# Record set
** Start **
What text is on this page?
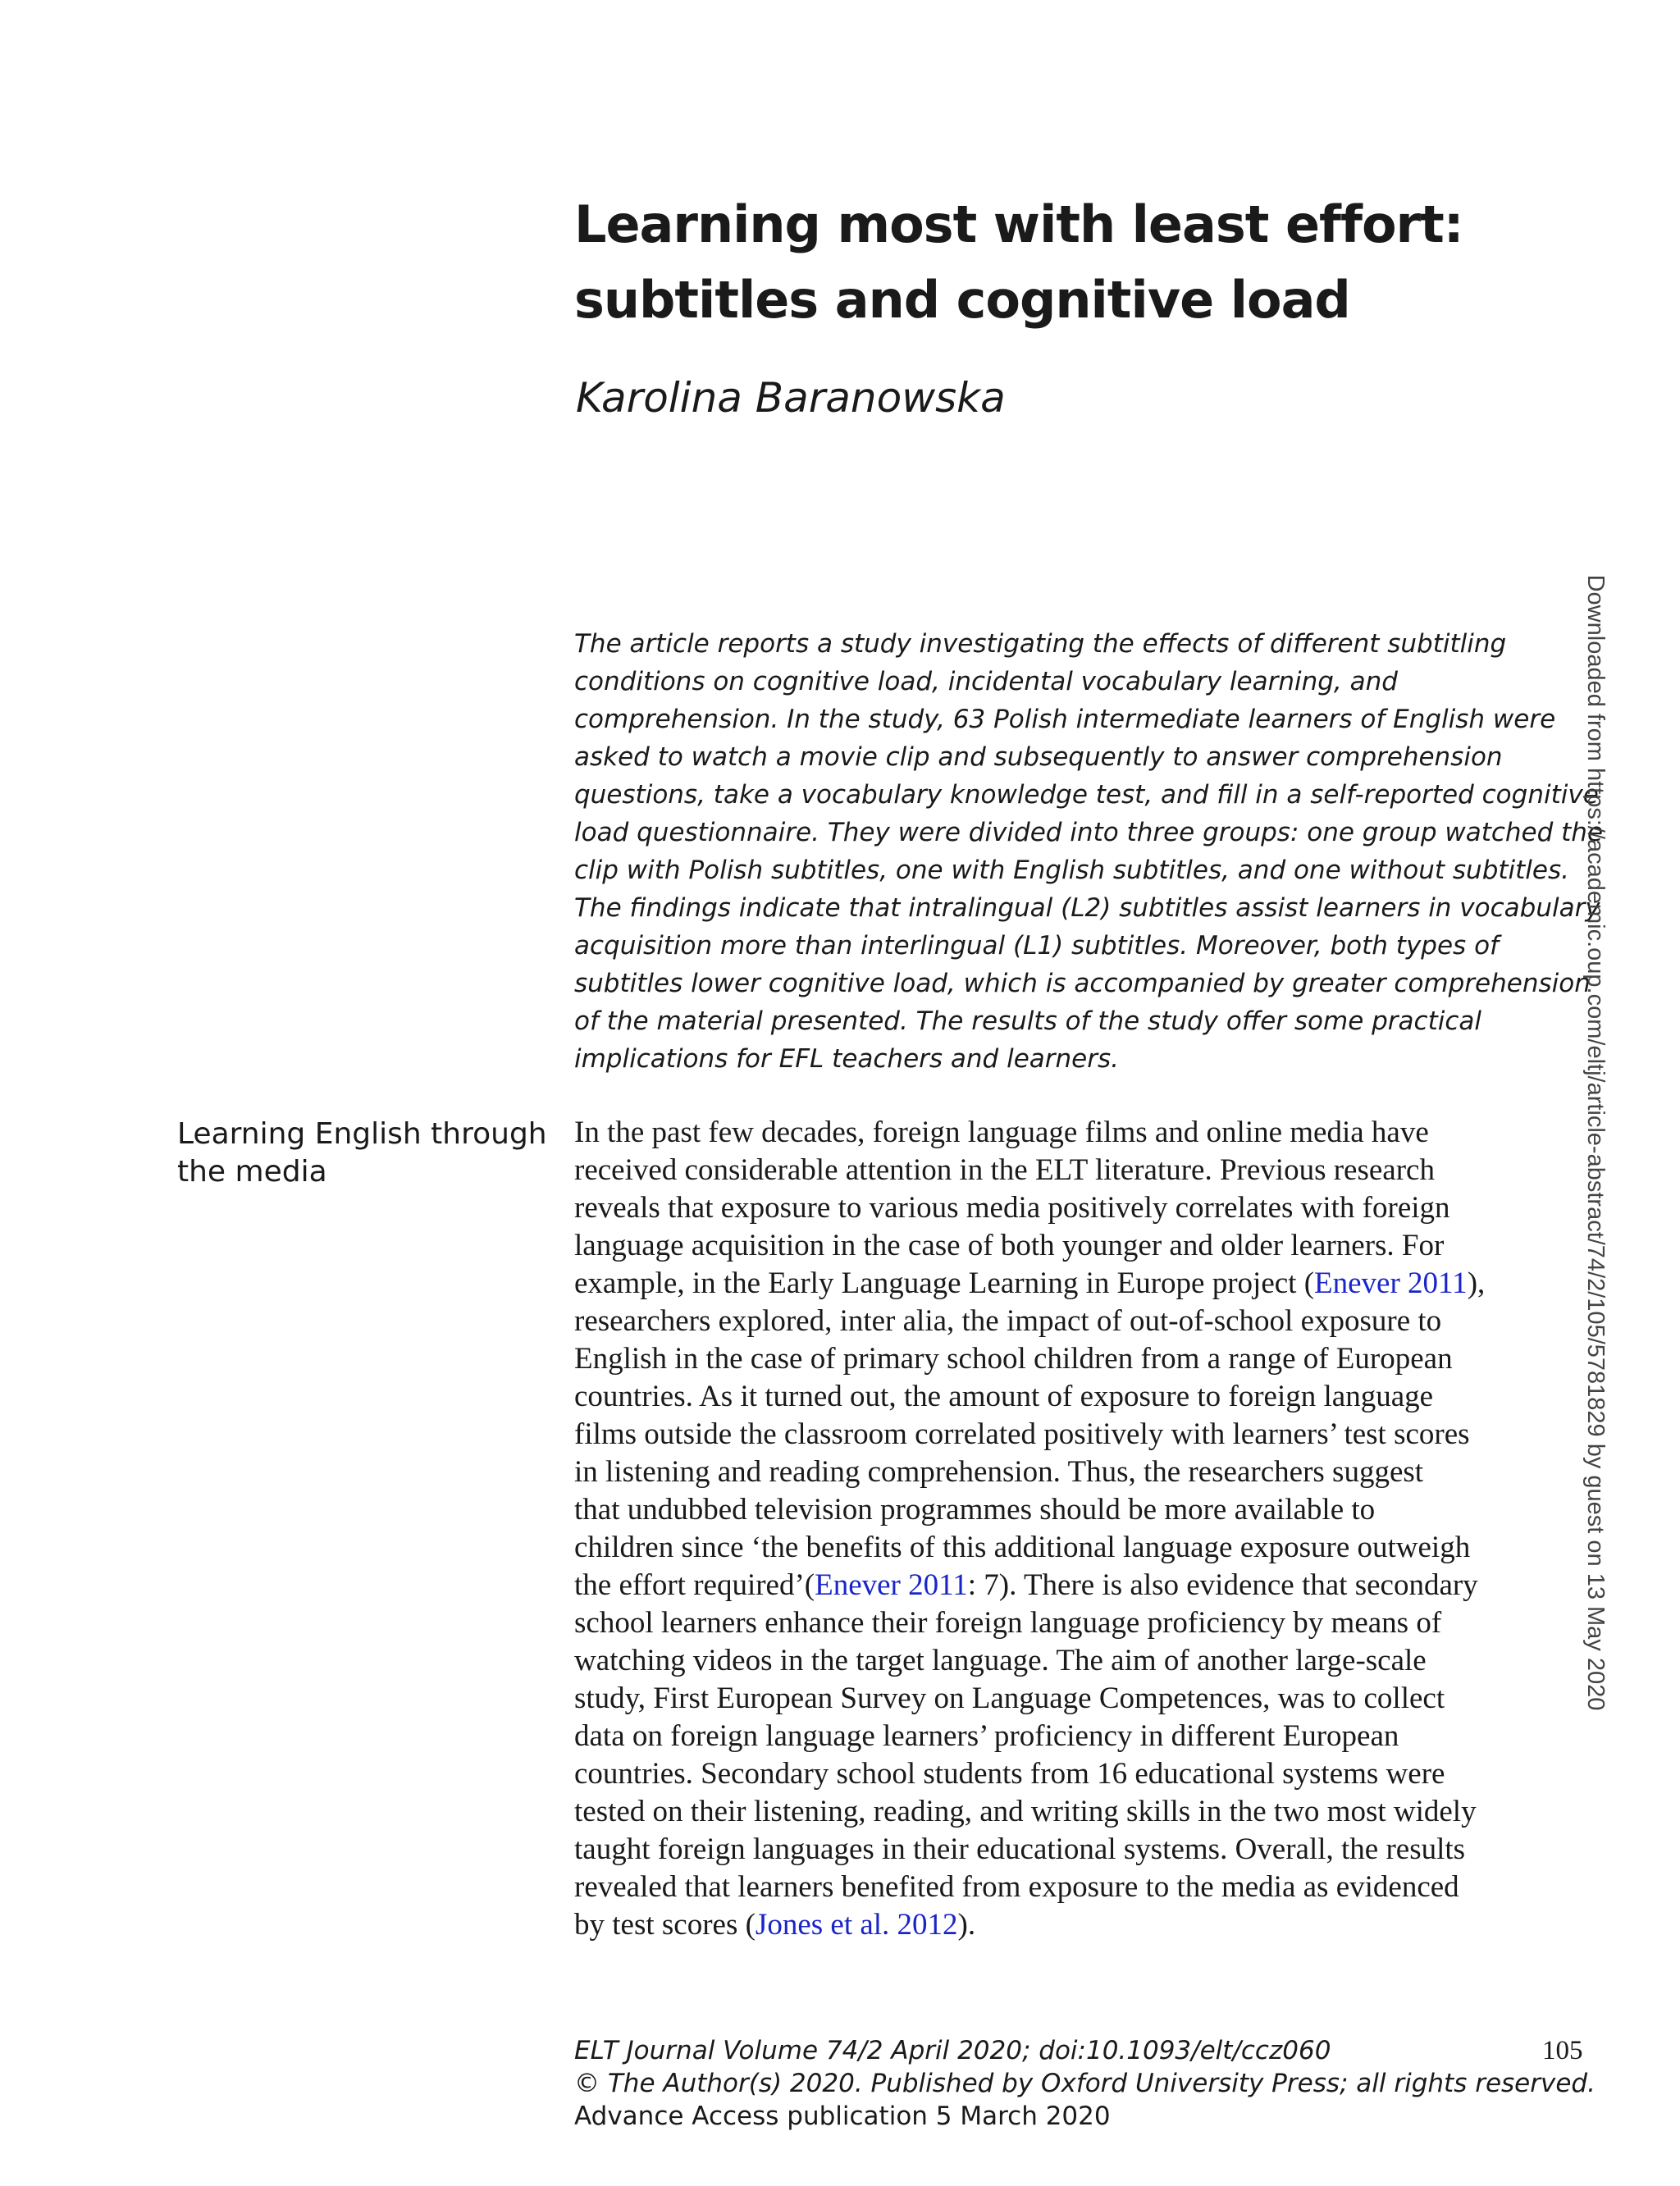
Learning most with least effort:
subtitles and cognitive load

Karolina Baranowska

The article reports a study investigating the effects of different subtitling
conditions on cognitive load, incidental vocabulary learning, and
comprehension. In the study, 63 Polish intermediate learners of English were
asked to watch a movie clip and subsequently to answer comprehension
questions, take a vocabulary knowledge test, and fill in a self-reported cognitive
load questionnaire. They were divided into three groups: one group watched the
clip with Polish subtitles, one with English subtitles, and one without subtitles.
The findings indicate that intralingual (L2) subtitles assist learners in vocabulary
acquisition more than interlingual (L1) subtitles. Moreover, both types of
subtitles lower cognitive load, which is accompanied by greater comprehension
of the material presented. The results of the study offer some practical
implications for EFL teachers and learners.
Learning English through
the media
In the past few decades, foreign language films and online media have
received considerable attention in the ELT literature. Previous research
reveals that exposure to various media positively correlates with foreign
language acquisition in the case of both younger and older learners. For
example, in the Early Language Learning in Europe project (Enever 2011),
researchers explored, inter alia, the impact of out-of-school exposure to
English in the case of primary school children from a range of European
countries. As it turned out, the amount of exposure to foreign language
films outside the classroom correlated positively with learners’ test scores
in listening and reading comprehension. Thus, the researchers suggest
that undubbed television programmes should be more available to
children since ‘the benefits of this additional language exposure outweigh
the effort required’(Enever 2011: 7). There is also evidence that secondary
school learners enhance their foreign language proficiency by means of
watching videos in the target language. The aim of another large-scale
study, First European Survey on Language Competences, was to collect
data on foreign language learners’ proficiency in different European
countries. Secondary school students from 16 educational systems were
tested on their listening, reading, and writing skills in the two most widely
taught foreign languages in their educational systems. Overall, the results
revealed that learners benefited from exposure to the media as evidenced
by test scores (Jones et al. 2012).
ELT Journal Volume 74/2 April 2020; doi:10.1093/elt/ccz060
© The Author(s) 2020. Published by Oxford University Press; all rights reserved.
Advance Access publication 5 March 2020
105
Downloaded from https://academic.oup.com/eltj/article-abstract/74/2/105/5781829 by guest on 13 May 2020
** End **
** Start **
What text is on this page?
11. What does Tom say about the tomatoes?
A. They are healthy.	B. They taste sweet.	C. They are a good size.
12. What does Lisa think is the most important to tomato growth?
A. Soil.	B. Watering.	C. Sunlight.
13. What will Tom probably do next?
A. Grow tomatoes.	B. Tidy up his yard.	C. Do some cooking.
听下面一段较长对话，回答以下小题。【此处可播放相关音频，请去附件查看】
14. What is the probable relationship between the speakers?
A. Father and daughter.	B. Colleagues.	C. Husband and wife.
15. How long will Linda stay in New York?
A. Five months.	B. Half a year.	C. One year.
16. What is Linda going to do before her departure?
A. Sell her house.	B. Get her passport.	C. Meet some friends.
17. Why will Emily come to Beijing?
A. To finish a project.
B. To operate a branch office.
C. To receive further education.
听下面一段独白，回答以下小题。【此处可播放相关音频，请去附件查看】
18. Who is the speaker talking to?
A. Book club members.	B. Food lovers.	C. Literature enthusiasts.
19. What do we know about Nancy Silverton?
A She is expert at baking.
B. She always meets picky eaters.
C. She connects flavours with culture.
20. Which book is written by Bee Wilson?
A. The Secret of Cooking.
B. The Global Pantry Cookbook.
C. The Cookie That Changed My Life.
** End **
** Start **
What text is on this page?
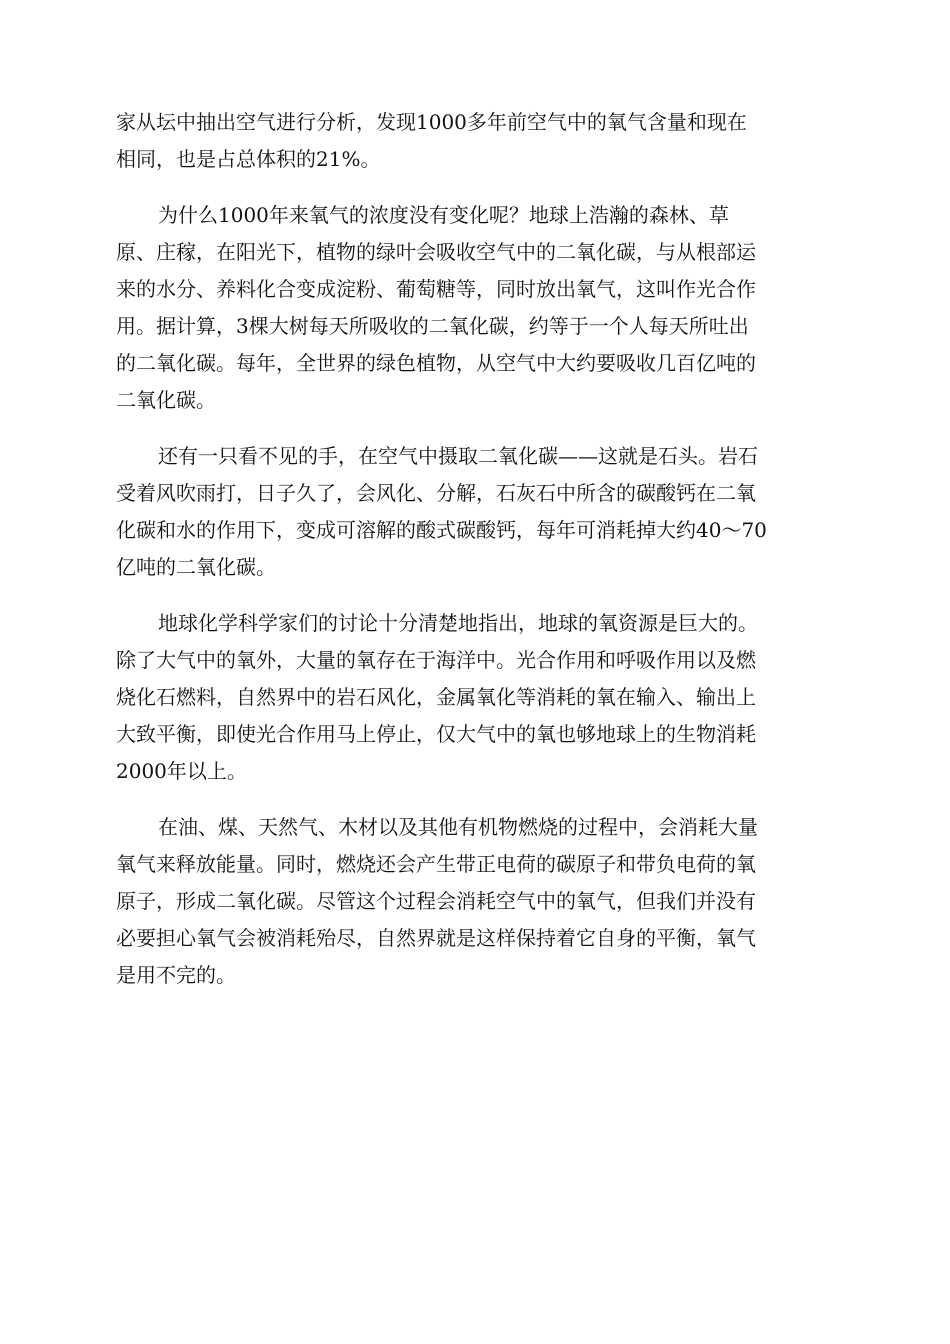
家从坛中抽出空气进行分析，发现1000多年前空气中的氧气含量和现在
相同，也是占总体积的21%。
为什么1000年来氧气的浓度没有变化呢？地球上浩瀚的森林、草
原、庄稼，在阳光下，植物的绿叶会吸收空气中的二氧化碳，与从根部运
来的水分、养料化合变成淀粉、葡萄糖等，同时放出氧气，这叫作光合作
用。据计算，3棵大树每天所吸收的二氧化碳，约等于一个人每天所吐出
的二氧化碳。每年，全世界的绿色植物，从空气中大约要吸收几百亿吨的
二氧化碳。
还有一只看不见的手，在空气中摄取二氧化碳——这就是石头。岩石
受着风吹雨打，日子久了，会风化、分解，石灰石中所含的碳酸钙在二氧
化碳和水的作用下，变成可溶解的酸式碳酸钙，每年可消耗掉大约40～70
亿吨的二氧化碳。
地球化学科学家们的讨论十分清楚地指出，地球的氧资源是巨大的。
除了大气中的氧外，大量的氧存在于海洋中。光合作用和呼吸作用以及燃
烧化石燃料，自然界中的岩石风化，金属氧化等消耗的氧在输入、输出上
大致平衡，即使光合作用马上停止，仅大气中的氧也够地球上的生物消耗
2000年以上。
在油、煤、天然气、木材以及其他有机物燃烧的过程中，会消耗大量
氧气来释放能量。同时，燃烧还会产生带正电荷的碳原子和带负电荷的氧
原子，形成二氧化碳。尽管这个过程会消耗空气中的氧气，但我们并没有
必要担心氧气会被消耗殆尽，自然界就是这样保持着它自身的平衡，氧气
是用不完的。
** End **
# Given request
List the lines that contain the word "European".

# Output for this exercise
English in the case of primary school children from a range of European
study, First European Survey on Language Competences, was to collect
data on foreign language learners’ proficiency in different European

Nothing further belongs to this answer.